EXERCISE DATA.

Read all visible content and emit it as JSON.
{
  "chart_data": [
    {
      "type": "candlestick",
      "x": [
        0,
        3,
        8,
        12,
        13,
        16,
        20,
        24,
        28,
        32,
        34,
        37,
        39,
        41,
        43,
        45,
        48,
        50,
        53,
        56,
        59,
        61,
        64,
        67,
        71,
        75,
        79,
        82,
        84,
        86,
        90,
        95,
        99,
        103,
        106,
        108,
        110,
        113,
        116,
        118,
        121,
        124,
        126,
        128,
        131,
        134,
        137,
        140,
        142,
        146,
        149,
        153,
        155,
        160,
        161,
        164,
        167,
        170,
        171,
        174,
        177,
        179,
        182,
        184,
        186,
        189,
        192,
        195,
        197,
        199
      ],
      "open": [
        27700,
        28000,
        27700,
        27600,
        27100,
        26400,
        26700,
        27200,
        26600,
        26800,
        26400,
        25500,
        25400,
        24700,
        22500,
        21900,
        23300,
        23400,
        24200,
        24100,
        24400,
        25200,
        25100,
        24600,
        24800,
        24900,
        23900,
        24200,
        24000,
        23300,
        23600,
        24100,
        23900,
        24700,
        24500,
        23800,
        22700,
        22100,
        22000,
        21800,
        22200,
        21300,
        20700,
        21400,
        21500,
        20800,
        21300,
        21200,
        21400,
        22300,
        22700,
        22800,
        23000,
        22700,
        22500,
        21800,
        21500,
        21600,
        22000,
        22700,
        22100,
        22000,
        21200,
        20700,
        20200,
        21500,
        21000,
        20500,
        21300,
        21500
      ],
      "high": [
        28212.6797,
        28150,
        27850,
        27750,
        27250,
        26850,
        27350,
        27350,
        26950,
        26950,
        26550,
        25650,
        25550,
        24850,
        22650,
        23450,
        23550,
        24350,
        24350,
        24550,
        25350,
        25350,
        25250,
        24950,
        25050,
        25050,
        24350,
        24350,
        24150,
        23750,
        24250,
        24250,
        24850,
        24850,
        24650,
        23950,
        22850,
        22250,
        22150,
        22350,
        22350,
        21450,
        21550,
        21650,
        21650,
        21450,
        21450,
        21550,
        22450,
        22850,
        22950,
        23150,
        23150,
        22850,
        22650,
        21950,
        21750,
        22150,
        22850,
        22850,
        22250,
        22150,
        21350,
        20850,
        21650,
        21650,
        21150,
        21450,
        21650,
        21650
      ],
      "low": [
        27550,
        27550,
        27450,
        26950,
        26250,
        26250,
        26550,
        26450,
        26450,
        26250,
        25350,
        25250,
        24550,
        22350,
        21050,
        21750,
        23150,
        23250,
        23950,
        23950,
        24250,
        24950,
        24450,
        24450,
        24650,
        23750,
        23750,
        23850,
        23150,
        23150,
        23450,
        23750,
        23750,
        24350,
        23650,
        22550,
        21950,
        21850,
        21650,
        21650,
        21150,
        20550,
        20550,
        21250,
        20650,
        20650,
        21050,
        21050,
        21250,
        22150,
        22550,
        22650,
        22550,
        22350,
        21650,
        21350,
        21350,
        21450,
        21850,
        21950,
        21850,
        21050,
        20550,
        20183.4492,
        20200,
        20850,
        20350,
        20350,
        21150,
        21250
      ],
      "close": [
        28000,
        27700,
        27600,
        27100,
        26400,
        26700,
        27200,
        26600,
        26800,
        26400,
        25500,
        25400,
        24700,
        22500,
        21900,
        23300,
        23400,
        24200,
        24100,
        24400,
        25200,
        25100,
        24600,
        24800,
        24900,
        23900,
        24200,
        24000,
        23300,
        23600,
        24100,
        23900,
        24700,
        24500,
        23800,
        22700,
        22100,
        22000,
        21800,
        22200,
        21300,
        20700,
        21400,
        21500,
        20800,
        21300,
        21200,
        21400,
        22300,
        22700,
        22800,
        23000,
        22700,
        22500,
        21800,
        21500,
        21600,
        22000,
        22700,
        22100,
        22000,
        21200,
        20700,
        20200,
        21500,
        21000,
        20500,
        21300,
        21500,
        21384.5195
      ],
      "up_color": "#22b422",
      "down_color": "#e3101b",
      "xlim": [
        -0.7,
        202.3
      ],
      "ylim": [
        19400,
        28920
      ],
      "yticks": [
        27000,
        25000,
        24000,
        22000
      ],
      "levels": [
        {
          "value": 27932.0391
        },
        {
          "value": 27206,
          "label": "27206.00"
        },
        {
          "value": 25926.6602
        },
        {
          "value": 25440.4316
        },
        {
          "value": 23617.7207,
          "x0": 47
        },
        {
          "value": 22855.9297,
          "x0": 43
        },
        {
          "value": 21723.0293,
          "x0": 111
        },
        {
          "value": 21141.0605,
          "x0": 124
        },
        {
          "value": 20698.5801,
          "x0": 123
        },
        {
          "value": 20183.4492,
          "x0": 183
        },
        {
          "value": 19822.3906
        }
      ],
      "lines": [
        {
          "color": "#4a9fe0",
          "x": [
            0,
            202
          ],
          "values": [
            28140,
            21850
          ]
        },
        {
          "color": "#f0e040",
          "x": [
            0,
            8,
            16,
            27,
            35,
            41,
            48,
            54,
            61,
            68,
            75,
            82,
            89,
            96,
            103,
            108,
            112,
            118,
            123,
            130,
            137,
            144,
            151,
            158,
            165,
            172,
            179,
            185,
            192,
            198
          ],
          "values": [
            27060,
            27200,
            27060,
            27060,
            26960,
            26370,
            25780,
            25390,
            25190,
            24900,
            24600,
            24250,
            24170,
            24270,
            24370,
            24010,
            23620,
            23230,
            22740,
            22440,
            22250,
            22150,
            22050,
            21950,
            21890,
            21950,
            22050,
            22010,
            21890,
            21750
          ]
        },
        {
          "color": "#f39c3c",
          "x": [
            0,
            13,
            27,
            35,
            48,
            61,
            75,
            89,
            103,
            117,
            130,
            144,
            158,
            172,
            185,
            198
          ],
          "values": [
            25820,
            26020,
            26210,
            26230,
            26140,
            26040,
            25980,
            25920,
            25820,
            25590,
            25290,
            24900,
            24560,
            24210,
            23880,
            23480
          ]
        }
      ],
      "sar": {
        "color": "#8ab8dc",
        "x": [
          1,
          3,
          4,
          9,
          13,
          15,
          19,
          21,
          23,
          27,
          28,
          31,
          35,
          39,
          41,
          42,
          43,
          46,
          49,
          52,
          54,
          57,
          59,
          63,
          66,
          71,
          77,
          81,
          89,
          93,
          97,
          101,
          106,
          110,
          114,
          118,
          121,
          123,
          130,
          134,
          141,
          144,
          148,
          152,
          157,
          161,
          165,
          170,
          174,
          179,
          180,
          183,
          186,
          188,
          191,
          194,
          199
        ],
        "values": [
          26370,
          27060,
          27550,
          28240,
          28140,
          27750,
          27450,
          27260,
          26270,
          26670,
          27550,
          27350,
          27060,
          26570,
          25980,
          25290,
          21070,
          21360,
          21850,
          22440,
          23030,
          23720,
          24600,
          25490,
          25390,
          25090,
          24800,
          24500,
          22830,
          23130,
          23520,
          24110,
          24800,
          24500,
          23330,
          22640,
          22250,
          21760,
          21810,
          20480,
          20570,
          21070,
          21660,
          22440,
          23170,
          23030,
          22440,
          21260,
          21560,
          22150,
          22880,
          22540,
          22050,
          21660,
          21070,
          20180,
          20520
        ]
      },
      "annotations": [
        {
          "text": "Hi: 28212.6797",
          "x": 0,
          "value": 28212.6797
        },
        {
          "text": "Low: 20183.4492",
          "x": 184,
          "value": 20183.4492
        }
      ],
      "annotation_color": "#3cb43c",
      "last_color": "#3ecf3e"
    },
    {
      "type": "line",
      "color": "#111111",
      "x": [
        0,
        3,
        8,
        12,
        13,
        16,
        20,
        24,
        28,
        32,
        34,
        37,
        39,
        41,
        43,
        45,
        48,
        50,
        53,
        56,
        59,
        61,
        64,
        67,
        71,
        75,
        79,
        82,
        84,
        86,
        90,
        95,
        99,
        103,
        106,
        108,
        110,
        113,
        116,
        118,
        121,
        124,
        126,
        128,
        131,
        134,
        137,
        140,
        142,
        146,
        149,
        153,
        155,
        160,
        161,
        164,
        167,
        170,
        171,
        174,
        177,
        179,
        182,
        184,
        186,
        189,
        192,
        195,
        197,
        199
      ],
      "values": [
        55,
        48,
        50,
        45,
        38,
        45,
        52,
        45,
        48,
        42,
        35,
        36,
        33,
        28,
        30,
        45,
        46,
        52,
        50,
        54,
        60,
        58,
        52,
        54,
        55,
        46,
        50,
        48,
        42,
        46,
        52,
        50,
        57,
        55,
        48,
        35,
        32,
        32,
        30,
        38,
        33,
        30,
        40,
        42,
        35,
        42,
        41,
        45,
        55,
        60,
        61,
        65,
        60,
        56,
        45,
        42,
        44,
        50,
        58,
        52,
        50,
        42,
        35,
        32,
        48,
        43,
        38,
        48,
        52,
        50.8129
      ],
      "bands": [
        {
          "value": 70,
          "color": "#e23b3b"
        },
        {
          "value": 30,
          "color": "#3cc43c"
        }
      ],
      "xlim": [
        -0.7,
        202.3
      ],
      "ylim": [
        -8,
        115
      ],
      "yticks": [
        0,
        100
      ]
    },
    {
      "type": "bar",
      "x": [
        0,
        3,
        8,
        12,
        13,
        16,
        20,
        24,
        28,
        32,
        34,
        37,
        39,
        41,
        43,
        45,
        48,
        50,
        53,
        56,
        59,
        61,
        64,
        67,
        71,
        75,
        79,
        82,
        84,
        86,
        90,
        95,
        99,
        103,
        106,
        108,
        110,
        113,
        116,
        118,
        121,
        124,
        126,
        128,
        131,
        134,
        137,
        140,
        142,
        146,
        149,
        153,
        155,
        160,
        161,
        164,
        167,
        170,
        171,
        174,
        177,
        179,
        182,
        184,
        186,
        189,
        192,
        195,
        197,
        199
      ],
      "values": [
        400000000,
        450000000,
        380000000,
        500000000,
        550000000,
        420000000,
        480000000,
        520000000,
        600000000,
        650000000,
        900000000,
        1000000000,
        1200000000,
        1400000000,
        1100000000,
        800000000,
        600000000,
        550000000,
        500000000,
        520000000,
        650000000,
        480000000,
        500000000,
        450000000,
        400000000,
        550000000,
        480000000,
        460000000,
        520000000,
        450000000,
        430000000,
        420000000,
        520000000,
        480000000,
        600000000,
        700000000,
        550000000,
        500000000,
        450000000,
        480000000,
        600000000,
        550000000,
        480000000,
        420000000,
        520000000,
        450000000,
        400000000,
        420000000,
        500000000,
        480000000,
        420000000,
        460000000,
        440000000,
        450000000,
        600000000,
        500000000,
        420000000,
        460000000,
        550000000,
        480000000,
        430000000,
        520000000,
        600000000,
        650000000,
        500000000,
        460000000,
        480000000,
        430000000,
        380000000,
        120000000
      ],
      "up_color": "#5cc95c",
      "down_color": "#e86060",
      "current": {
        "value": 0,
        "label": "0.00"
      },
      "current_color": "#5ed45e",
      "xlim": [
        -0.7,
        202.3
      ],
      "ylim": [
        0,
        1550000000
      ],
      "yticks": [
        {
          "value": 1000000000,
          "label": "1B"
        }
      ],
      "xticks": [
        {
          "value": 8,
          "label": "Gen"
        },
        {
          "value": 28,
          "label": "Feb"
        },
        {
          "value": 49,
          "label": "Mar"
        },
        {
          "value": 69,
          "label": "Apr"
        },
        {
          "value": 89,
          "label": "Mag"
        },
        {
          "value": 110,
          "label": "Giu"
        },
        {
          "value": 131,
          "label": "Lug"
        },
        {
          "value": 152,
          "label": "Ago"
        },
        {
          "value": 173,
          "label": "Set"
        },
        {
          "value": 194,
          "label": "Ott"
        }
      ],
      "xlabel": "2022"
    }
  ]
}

TO BE DONE. Write down only the number of lines that contain the string "type" in the listing.

EXERCISE RESULT. 3